> Your instructions
Print the data exactly, leaving nothing out.

[BEGIN]

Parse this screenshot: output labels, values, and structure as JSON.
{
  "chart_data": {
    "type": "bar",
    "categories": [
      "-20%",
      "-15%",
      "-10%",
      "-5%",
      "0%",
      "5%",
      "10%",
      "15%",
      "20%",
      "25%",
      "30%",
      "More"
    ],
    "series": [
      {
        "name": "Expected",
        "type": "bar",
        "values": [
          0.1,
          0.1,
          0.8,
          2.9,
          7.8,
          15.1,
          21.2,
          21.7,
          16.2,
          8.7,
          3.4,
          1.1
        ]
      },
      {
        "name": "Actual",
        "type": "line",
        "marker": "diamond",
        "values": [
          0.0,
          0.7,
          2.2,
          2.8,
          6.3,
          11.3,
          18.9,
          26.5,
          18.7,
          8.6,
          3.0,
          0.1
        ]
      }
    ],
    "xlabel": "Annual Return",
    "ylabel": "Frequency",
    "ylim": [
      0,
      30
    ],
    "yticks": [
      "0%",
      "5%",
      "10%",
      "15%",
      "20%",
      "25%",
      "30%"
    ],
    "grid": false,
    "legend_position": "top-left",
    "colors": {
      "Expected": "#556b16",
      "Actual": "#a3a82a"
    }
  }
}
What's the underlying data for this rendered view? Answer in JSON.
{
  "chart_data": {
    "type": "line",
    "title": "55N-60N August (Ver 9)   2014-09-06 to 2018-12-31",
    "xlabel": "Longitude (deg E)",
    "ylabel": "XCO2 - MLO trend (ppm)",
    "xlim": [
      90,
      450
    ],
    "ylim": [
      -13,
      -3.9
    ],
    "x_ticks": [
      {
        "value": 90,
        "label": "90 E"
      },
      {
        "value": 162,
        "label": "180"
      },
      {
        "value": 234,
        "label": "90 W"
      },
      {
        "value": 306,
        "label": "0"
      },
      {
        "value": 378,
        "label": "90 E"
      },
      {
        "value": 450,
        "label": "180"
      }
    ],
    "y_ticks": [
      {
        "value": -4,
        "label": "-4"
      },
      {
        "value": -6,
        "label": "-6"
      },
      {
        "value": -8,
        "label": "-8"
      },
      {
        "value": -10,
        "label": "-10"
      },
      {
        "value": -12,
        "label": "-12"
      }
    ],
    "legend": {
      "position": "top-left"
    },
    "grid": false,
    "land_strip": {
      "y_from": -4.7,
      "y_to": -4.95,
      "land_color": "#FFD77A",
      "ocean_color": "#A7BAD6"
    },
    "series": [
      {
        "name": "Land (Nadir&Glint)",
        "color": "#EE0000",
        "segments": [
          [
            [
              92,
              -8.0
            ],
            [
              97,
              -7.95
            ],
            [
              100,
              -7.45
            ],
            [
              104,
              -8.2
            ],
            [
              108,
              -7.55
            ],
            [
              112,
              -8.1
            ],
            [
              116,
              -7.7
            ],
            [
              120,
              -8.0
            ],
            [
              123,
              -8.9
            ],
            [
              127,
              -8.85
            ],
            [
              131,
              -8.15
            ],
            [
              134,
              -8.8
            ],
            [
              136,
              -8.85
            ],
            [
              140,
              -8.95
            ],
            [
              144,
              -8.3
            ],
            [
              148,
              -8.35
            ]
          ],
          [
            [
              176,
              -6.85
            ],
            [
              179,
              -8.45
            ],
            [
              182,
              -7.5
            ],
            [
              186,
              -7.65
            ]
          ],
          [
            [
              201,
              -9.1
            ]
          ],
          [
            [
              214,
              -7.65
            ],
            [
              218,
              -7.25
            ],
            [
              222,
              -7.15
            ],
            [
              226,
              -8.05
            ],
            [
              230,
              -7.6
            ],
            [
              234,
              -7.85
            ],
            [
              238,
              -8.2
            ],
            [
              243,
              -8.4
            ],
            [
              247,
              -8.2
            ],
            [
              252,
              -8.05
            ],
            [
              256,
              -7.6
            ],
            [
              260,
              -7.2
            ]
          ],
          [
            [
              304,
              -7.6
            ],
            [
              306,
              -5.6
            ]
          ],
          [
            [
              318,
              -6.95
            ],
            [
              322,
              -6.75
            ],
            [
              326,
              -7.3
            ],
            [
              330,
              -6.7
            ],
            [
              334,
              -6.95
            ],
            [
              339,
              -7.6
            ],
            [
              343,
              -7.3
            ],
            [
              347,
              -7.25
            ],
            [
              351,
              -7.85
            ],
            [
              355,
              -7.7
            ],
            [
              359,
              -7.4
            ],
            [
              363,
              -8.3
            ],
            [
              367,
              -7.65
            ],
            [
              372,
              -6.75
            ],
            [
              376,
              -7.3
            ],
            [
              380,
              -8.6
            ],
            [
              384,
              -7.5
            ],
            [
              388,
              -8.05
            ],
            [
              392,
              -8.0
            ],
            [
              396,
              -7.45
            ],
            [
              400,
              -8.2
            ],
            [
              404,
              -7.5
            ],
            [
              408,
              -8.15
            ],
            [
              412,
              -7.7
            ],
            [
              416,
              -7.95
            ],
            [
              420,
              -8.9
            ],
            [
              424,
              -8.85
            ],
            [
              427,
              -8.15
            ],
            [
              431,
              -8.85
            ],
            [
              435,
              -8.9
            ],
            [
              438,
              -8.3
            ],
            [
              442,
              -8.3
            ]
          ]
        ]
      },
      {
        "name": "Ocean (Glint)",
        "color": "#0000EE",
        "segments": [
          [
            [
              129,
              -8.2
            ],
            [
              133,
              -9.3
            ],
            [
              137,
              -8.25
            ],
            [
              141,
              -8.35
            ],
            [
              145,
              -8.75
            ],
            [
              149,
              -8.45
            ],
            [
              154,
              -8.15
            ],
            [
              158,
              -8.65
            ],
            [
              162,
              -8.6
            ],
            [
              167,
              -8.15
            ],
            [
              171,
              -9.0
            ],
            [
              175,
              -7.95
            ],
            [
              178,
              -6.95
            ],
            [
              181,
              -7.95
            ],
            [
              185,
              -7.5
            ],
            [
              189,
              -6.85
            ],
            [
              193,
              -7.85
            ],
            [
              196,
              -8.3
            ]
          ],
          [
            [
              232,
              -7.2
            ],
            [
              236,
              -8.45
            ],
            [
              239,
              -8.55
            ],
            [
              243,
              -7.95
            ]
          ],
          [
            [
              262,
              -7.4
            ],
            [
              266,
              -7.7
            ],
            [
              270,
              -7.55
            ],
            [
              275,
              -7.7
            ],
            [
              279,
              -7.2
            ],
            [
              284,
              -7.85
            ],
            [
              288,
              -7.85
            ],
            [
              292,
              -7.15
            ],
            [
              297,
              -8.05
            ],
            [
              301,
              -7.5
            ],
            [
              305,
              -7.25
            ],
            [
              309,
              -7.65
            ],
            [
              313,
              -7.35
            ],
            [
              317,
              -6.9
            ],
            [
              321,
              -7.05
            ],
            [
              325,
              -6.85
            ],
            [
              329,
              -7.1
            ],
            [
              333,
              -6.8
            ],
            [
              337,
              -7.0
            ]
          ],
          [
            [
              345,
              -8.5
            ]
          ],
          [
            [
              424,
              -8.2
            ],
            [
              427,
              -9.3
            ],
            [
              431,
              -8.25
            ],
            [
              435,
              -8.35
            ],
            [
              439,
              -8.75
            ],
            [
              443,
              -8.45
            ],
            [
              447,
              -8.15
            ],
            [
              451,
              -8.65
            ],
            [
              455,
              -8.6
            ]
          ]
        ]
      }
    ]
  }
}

[END]

> Task result
Parse this screenshot: output labels, values, and structure as JSON.
{
  "chart_data": {
    "type": "bar",
    "categories": [
      "-20%",
      "-15%",
      "-10%",
      "-5%",
      "0%",
      "5%",
      "10%",
      "15%",
      "20%",
      "25%",
      "30%",
      "More"
    ],
    "series": [
      {
        "name": "Expected",
        "type": "bar",
        "values": [
          0.1,
          0.1,
          0.8,
          2.9,
          7.8,
          15.1,
          21.2,
          21.7,
          16.2,
          8.7,
          3.4,
          1.1
        ]
      },
      {
        "name": "Actual",
        "type": "line",
        "marker": "diamond",
        "values": [
          0.0,
          0.7,
          2.2,
          2.8,
          6.3,
          11.3,
          18.9,
          26.5,
          18.7,
          8.6,
          3.0,
          0.1
        ]
      }
    ],
    "xlabel": "Annual Return",
    "ylabel": "Frequency",
    "ylim": [
      0,
      30
    ],
    "yticks": [
      "0%",
      "5%",
      "10%",
      "15%",
      "20%",
      "25%",
      "30%"
    ],
    "grid": false,
    "legend_position": "top-left",
    "colors": {
      "Expected": "#556b16",
      "Actual": "#a3a82a"
    }
  }
}
What's the underlying data for this rendered view? Answer in JSON.
{
  "chart_data": {
    "type": "line",
    "title": "55N-60N August (Ver 9)   2014-09-06 to 2018-12-31",
    "xlabel": "Longitude (deg E)",
    "ylabel": "XCO2 - MLO trend (ppm)",
    "xlim": [
      90,
      450
    ],
    "ylim": [
      -13,
      -3.9
    ],
    "x_ticks": [
      {
        "value": 90,
        "label": "90 E"
      },
      {
        "value": 162,
        "label": "180"
      },
      {
        "value": 234,
        "label": "90 W"
      },
      {
        "value": 306,
        "label": "0"
      },
      {
        "value": 378,
        "label": "90 E"
      },
      {
        "value": 450,
        "label": "180"
      }
    ],
    "y_ticks": [
      {
        "value": -4,
        "label": "-4"
      },
      {
        "value": -6,
        "label": "-6"
      },
      {
        "value": -8,
        "label": "-8"
      },
      {
        "value": -10,
        "label": "-10"
      },
      {
        "value": -12,
        "label": "-12"
      }
    ],
    "legend": {
      "position": "top-left"
    },
    "grid": false,
    "land_strip": {
      "y_from": -4.7,
      "y_to": -4.95,
      "land_color": "#FFD77A",
      "ocean_color": "#A7BAD6"
    },
    "series": [
      {
        "name": "Land (Nadir&Glint)",
        "color": "#EE0000",
        "segments": [
          [
            [
              92,
              -8.0
            ],
            [
              97,
              -7.95
            ],
            [
              100,
              -7.45
            ],
            [
              104,
              -8.2
            ],
            [
              108,
              -7.55
            ],
            [
              112,
              -8.1
            ],
            [
              116,
              -7.7
            ],
            [
              120,
              -8.0
            ],
            [
              123,
              -8.9
            ],
            [
              127,
              -8.85
            ],
            [
              131,
              -8.15
            ],
            [
              134,
              -8.8
            ],
            [
              136,
              -8.85
            ],
            [
              140,
              -8.95
            ],
            [
              144,
              -8.3
            ],
            [
              148,
              -8.35
            ]
          ],
          [
            [
              176,
              -6.85
            ],
            [
              179,
              -8.45
            ],
            [
              182,
              -7.5
            ],
            [
              186,
              -7.65
            ]
          ],
          [
            [
              201,
              -9.1
            ]
          ],
          [
            [
              214,
              -7.65
            ],
            [
              218,
              -7.25
            ],
            [
              222,
              -7.15
            ],
            [
              226,
              -8.05
            ],
            [
              230,
              -7.6
            ],
            [
              234,
              -7.85
            ],
            [
              238,
              -8.2
            ],
            [
              243,
              -8.4
            ],
            [
              247,
              -8.2
            ],
            [
              252,
              -8.05
            ],
            [
              256,
              -7.6
            ],
            [
              260,
              -7.2
            ]
          ],
          [
            [
              304,
              -7.6
            ],
            [
              306,
              -5.6
            ]
          ],
          [
            [
              318,
              -6.95
            ],
            [
              322,
              -6.75
            ],
            [
              326,
              -7.3
            ],
            [
              330,
              -6.7
            ],
            [
              334,
              -6.95
            ],
            [
              339,
              -7.6
            ],
            [
              343,
              -7.3
            ],
            [
              347,
              -7.25
            ],
            [
              351,
              -7.85
            ],
            [
              355,
              -7.7
            ],
            [
              359,
              -7.4
            ],
            [
              363,
              -8.3
            ],
            [
              367,
              -7.65
            ],
            [
              372,
              -6.75
            ],
            [
              376,
              -7.3
            ],
            [
              380,
              -8.6
            ],
            [
              384,
              -7.5
            ],
            [
              388,
              -8.05
            ],
            [
              392,
              -8.0
            ],
            [
              396,
              -7.45
            ],
            [
              400,
              -8.2
            ],
            [
              404,
              -7.5
            ],
            [
              408,
              -8.15
            ],
            [
              412,
              -7.7
            ],
            [
              416,
              -7.95
            ],
            [
              420,
              -8.9
            ],
            [
              424,
              -8.85
            ],
            [
              427,
              -8.15
            ],
            [
              431,
              -8.85
            ],
            [
              435,
              -8.9
            ],
            [
              438,
              -8.3
            ],
            [
              442,
              -8.3
            ]
          ]
        ]
      },
      {
        "name": "Ocean (Glint)",
        "color": "#0000EE",
        "segments": [
          [
            [
              129,
              -8.2
            ],
            [
              133,
              -9.3
            ],
            [
              137,
              -8.25
            ],
            [
              141,
              -8.35
            ],
            [
              145,
              -8.75
            ],
            [
              149,
              -8.45
            ],
            [
              154,
              -8.15
            ],
            [
              158,
              -8.65
            ],
            [
              162,
              -8.6
            ],
            [
              167,
              -8.15
            ],
            [
              171,
              -9.0
            ],
            [
              175,
              -7.95
            ],
            [
              178,
              -6.95
            ],
            [
              181,
              -7.95
            ],
            [
              185,
              -7.5
            ],
            [
              189,
              -6.85
            ],
            [
              193,
              -7.85
            ],
            [
              196,
              -8.3
            ]
          ],
          [
            [
              232,
              -7.2
            ],
            [
              236,
              -8.45
            ],
            [
              239,
              -8.55
            ],
            [
              243,
              -7.95
            ]
          ],
          [
            [
              262,
              -7.4
            ],
            [
              266,
              -7.7
            ],
            [
              270,
              -7.55
            ],
            [
              275,
              -7.7
            ],
            [
              279,
              -7.2
            ],
            [
              284,
              -7.85
            ],
            [
              288,
              -7.85
            ],
            [
              292,
              -7.15
            ],
            [
              297,
              -8.05
            ],
            [
              301,
              -7.5
            ],
            [
              305,
              -7.25
            ],
            [
              309,
              -7.65
            ],
            [
              313,
              -7.35
            ],
            [
              317,
              -6.9
            ],
            [
              321,
              -7.05
            ],
            [
              325,
              -6.85
            ],
            [
              329,
              -7.1
            ],
            [
              333,
              -6.8
            ],
            [
              337,
              -7.0
            ]
          ],
          [
            [
              345,
              -8.5
            ]
          ],
          [
            [
              424,
              -8.2
            ],
            [
              427,
              -9.3
            ],
            [
              431,
              -8.25
            ],
            [
              435,
              -8.35
            ],
            [
              439,
              -8.75
            ],
            [
              443,
              -8.45
            ],
            [
              447,
              -8.15
            ],
            [
              451,
              -8.65
            ],
            [
              455,
              -8.6
            ]
          ]
        ]
      }
    ]
  }
}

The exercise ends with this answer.